## Problem set
a – Transcribe the part of the text on fast and slow parameter sampling starting at "This paper contains" and ending at "can remain fast.".
b – Under "Paper Structure," the text on fast and slow parameter sampling gives counts of the paper's components. List each component with its count.

## Text for analysis
┌──
Physical parameters are often constrained from the data likelihoods using sampling methods. Changing some parameters can be much more computationally expensive (`slow') than changing other parameters (`fast parameters'). I describe a method for decorrelating fast and slow parameters so that parameter sampling in the full space becomes almost as efficient as sampling in the slow subspace when the covariance is well known and the distributions are simple. This gives a large reduction in computational cost when there are many fast parameters. The method can also be combined with a fast 'dragging' method proposed by Neal (2005) that can be more robust and efficient when parameters cannot be fully decorrelated a priori or have more complicated dependencies. I illustrate these methods for the case of cosmological parameter estimation using data likelihoods from the Planck satellite observations with dozens of fast nuisance parameters, and demonstrate a speed up by a factor of five or more. In more complicated cases, especially where the fast subspace is very fast but complex or highly correlated, the fast-slow sampling methods can in principle give arbitrarily large performance gains. The new samplers are implemented in the latest version of the publicly available CosmoMC code.

Paper Structure

This paper contains 14 sections, 8 equations, 4 figures, 1 table.

Figures (4)

  • Figure 1: Possible proposal directions (arrows) for sampling a correlated 2D distribution: Left: a choice of orthogonal eigenvector directions explores efficiently but requires changing both fast and slow parameters in both proposal directions; Centre: a choice that allows fast moves in the $x$-direction but is non-orthogonal; Right: By performing a linear shearing (parameter redefinition of the slow direction) the proposal distribution can be orthogonal and changes in the fast $x$ direction can remain fast.
└──
[Document understanding data]
┌──
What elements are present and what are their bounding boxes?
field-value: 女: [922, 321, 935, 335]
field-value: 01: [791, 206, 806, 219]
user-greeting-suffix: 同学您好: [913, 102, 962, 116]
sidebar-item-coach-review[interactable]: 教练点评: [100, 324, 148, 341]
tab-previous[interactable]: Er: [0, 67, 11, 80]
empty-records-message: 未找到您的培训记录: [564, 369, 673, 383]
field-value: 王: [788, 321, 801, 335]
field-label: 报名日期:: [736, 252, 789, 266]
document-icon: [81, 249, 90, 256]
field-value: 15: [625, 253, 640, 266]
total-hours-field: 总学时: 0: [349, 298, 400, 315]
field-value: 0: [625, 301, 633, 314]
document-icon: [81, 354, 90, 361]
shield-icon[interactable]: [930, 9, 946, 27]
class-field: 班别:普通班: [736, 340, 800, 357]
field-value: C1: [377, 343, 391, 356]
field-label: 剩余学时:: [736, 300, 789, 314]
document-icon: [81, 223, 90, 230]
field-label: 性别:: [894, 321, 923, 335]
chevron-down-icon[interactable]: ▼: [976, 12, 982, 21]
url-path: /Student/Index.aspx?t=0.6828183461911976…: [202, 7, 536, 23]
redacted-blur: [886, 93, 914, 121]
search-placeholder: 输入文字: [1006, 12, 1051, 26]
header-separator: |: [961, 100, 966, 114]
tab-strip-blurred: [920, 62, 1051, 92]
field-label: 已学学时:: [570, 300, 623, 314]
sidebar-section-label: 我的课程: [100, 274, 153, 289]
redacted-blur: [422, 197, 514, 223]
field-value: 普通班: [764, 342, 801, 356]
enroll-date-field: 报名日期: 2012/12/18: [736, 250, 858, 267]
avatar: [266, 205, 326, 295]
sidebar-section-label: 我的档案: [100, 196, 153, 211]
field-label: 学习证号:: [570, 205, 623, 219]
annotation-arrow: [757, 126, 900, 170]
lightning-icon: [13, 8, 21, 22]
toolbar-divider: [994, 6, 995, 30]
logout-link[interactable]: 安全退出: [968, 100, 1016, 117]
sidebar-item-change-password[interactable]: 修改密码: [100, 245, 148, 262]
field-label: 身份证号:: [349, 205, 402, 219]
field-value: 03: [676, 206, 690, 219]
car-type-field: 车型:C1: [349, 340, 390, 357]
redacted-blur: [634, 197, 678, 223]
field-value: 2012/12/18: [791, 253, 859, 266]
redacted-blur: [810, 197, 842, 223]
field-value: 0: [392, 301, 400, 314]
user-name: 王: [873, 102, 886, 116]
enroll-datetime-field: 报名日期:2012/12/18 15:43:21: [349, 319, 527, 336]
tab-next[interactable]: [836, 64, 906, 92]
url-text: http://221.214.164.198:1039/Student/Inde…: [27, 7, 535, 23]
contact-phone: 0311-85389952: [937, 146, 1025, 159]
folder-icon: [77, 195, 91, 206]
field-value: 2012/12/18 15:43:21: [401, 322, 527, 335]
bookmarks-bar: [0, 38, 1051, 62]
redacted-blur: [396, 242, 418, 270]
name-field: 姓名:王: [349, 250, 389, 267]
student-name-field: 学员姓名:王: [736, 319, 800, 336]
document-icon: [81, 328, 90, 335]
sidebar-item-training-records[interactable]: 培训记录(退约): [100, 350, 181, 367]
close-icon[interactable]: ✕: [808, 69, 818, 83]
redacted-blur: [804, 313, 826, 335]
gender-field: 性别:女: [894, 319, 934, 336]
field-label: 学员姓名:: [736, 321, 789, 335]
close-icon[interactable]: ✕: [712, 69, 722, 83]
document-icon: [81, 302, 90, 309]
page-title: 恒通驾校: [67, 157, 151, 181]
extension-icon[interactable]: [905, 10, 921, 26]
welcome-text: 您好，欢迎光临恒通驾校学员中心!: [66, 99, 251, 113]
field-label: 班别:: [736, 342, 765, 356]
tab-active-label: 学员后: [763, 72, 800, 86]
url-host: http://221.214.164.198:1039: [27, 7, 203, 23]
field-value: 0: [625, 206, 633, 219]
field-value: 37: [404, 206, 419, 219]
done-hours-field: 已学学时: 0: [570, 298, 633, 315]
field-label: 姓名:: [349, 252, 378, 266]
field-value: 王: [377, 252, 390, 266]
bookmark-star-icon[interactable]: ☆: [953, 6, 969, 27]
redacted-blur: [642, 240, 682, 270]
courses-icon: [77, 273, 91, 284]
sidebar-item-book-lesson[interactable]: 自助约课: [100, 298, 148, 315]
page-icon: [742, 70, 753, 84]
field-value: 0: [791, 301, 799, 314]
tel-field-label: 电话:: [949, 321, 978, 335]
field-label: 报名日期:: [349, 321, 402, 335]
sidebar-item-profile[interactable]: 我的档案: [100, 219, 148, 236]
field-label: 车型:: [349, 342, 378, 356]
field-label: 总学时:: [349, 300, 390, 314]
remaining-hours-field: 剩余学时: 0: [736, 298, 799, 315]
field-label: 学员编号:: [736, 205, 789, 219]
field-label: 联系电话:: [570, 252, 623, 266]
└──
## Answer set
a –
This paper contains 14 sections, 8 equations, 4 figures, 1 table.

Figures (4)

  • Figure 1: Possible proposal directions (arrows) for sampling a correlated 2D distribution: Left: a choice of orthogonal eigenvector directions explores efficiently but requires changing both fast and slow parameters in both proposal directions; Centre: a choice that allows fast moves in the $x$-direction but is non-orthogonal; Right: By performing a linear shearing (parameter redefinition of the slow direction) the proposal distribution can be orthogonal and changes in the fast $x$ direction can remain fast.

b –
- Sections: 14
- Equations: 8
- Figures: 4
- Table: 1